Instructions for the task:
Find all the lines with "acknowledge" and gather them.

Data provided:

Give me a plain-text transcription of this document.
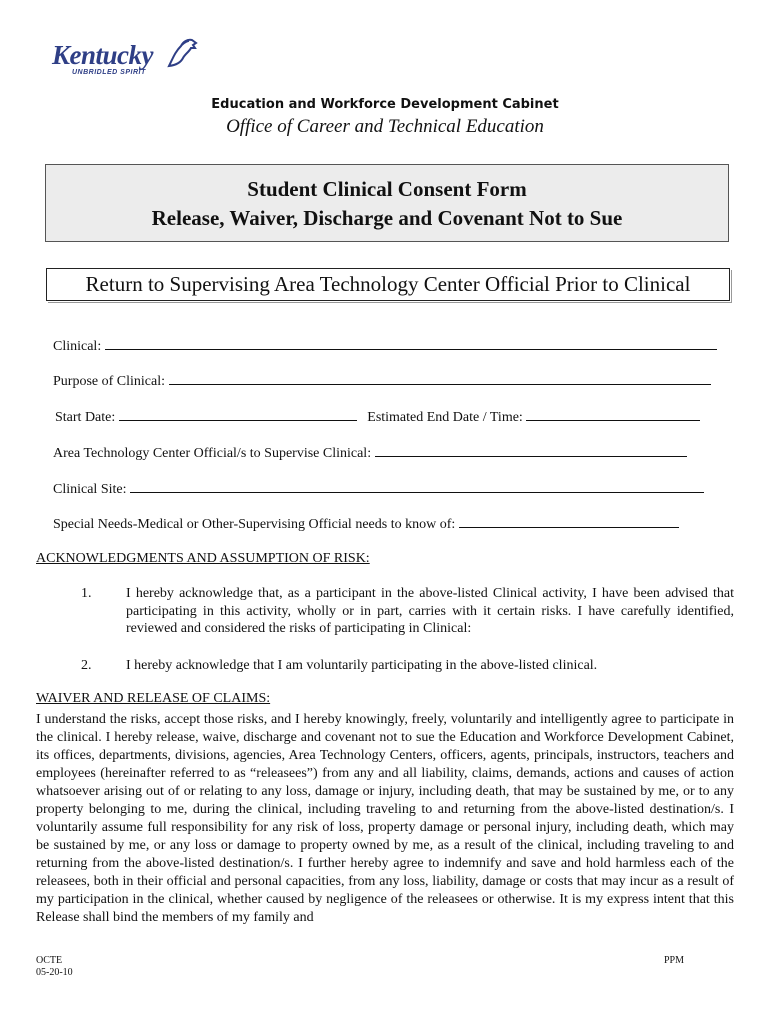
Kentucky
UNBRIDLED SPIRIT
Education and Workforce Development Cabinet
Office of Career and Technical Education
Student Clinical Consent Form
Release, Waiver, Discharge and Covenant Not to Sue
Return to Supervising Area Technology Center Official Prior to Clinical
Clinical:
Purpose of Clinical:
Start Date:	Estimated End Date / Time:
Area Technology Center Official/s to Supervise Clinical:
Clinical Site:
Special Needs-Medical or Other-Supervising Official needs to know of:
ACKNOWLEDGMENTS AND ASSUMPTION OF RISK:
1. I hereby acknowledge that, as a participant in the above-listed Clinical activity, I have been advised that participating in this activity, wholly or in part, carries with it certain risks. I have carefully identified, reviewed and considered the risks of participating in Clinical:
2. I hereby acknowledge that I am voluntarily participating in the above-listed clinical.
WAIVER AND RELEASE OF CLAIMS:
I understand the risks, accept those risks, and I hereby knowingly, freely, voluntarily and intelligently agree to participate in the clinical. I hereby release, waive, discharge and covenant not to sue the Education and Workforce Development Cabinet, its offices, departments, divisions, agencies, Area Technology Centers, officers, agents, principals, instructors, teachers and employees (hereinafter referred to as “releasees”) from any and all liability, claims, demands, actions and causes of action whatsoever arising out of or relating to any loss, damage or injury, including death, that may be sustained by me, or to any property belonging to me, during the clinical, including traveling to and returning from the above-listed destination/s. I voluntarily assume full responsibility for any risk of loss, property damage or personal injury, including death, which may be sustained by me, or any loss or damage to property owned by me, as a result of the clinical, including traveling to and returning from the above-listed destination/s. I further hereby agree to indemnify and save and hold harmless each of the releasees, both in their official and personal capacities, from any loss, liability, damage or costs that may incur as a result of my participation in the clinical, whether caused by negligence of the releasees or otherwise. It is my express intent that this Release shall bind the members of my family and
OCTE
05-20-10
PPM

Final answer:
1. I hereby acknowledge that, as a participant in the above-listed Clinical activity, I have been advised that participating in this activity, wholly or in part, carries with it certain risks. I have carefully identified, reviewed and considered the risks of participating in Clinical:
2. I hereby acknowledge that I am voluntarily participating in the above-listed clinical.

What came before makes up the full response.